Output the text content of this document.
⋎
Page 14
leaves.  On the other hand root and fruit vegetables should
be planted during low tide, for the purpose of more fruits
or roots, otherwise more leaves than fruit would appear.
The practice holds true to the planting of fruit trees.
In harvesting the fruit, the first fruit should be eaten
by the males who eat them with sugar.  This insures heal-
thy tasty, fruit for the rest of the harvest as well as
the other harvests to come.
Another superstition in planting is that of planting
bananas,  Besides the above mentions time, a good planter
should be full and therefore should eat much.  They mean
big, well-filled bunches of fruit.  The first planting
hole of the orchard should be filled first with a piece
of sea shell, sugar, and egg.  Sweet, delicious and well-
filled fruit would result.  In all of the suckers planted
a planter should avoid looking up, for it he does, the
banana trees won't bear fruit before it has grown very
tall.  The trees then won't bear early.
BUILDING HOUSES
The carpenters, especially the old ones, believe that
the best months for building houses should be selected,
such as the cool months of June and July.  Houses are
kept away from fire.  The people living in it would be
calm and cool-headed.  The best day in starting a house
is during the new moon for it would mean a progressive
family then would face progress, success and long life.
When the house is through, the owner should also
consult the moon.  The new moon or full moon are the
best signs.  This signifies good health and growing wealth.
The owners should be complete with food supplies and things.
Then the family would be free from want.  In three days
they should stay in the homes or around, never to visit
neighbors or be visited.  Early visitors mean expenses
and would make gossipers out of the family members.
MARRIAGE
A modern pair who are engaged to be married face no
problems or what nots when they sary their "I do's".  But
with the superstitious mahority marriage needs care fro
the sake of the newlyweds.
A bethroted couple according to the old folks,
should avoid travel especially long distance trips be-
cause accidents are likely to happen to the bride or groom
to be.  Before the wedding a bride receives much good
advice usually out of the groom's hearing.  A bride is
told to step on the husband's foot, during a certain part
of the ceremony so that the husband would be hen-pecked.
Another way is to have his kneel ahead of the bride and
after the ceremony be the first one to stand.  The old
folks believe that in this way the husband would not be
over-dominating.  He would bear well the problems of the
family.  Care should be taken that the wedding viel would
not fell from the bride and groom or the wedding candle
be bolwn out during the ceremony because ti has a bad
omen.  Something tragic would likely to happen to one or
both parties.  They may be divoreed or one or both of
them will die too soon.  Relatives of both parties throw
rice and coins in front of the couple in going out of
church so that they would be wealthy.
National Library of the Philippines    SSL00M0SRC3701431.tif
- - - -
Each record above should be output again exactly.

▶ _Written solution_:
Output the text content of this document.
⋎
Page 14
leaves.  On the other hand root and fruit vegetables should
be planted during low tide, for the purpose of more fruits
or roots, otherwise more leaves than fruit would appear.
The practice holds true to the planting of fruit trees.
In harvesting the fruit, the first fruit should be eaten
by the males who eat them with sugar.  This insures heal-
thy tasty, fruit for the rest of the harvest as well as
the other harvests to come.
Another superstition in planting is that of planting
bananas,  Besides the above mentions time, a good planter
should be full and therefore should eat much.  They mean
big, well-filled bunches of fruit.  The first planting
hole of the orchard should be filled first with a piece
of sea shell, sugar, and egg.  Sweet, delicious and well-
filled fruit would result.  In all of the suckers planted
a planter should avoid looking up, for it he does, the
banana trees won't bear fruit before it has grown very
tall.  The trees then won't bear early.
BUILDING HOUSES
The carpenters, especially the old ones, believe that
the best months for building houses should be selected,
such as the cool months of June and July.  Houses are
kept away from fire.  The people living in it would be
calm and cool-headed.  The best day in starting a house
is during the new moon for it would mean a progressive
family then would face progress, success and long life.
When the house is through, the owner should also
consult the moon.  The new moon or full moon are the
best signs.  This signifies good health and growing wealth.
The owners should be complete with food supplies and things.
Then the family would be free from want.  In three days
they should stay in the homes or around, never to visit
neighbors or be visited.  Early visitors mean expenses
and would make gossipers out of the family members.
MARRIAGE
A modern pair who are engaged to be married face no
problems or what nots when they sary their "I do's".  But
with the superstitious mahority marriage needs care fro
the sake of the newlyweds.
A bethroted couple according to the old folks,
should avoid travel especially long distance trips be-
cause accidents are likely to happen to the bride or groom
to be.  Before the wedding a bride receives much good
advice usually out of the groom's hearing.  A bride is
told to step on the husband's foot, during a certain part
of the ceremony so that the husband would be hen-pecked.
Another way is to have his kneel ahead of the bride and
after the ceremony be the first one to stand.  The old
folks believe that in this way the husband would not be
over-dominating.  He would bear well the problems of the
family.  Care should be taken that the wedding viel would
not fell from the bride and groom or the wedding candle
be bolwn out during the ceremony because ti has a bad
omen.  Something tragic would likely to happen to one or
both parties.  They may be divoreed or one or both of
them will die too soon.  Relatives of both parties throw
rice and coins in front of the couple in going out of
church so that they would be wealthy.
National Library of the Philippines    SSL00M0SRC3701431.tif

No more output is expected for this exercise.